- Problem to work on -
Copy every line that contains the string "superficie" from the entries below.

-- START OF Record extracts --

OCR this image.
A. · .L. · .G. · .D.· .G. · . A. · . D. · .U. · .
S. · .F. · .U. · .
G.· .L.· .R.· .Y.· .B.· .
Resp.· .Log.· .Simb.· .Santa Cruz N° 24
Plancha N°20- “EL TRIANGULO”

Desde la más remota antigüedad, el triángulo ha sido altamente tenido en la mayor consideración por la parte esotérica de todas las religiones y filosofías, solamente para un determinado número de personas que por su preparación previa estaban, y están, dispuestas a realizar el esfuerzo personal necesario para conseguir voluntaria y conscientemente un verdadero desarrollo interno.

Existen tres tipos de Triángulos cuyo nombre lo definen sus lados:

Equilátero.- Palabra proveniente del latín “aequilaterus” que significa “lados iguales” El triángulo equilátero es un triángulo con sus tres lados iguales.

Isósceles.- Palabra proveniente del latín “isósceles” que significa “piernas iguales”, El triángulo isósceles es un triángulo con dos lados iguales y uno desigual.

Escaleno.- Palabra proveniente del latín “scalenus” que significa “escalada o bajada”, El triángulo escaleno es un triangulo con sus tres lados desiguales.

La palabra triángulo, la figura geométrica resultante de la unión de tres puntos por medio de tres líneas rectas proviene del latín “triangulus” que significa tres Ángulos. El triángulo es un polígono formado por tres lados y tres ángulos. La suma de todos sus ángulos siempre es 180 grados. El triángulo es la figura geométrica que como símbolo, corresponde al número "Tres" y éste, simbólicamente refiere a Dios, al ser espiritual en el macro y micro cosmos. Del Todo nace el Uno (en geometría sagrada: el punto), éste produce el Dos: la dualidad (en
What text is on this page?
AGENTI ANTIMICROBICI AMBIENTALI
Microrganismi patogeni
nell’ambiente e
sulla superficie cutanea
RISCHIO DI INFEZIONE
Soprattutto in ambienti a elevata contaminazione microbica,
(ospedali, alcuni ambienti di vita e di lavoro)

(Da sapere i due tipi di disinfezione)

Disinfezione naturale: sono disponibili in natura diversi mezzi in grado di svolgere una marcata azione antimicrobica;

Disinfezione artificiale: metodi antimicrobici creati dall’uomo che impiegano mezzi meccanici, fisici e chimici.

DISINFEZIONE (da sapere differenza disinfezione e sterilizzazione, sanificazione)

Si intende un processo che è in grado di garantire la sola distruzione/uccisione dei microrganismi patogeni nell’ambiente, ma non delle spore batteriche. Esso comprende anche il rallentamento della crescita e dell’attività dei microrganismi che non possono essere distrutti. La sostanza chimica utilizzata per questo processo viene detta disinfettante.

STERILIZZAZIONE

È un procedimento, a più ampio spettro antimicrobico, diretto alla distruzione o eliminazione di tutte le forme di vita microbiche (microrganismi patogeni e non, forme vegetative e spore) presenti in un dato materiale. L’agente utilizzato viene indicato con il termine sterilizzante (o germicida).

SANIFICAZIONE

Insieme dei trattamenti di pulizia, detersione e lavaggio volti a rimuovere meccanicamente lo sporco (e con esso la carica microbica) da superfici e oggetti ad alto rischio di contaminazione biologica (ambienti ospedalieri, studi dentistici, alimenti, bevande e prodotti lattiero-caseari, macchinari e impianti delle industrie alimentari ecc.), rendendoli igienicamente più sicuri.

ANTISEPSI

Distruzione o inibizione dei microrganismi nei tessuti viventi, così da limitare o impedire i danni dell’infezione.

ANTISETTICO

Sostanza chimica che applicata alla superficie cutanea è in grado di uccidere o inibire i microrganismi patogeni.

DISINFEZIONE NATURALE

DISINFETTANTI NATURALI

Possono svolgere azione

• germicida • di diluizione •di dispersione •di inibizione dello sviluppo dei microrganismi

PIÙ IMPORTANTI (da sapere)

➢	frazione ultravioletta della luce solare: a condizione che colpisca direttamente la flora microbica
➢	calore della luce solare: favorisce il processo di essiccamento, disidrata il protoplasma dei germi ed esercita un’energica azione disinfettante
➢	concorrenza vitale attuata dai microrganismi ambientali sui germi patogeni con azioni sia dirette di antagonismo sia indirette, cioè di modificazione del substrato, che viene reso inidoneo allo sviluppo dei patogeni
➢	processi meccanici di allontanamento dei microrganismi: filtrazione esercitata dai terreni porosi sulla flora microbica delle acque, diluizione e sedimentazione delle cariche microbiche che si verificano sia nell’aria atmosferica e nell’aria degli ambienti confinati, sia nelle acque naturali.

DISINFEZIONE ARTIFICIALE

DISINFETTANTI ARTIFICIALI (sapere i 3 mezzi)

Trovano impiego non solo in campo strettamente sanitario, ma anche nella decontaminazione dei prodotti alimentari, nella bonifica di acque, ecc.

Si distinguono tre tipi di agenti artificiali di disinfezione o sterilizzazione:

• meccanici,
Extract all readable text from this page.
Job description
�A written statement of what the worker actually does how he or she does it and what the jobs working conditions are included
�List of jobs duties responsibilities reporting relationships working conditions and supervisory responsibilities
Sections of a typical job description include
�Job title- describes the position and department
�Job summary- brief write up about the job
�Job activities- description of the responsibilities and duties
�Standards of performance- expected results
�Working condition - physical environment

-- END OF Record extracts --

- Completed task -
sulla superficie cutanea
Sostanza chimica che applicata alla superficie cutanea è in grado di uccidere o inibire i microrganismi patogeni.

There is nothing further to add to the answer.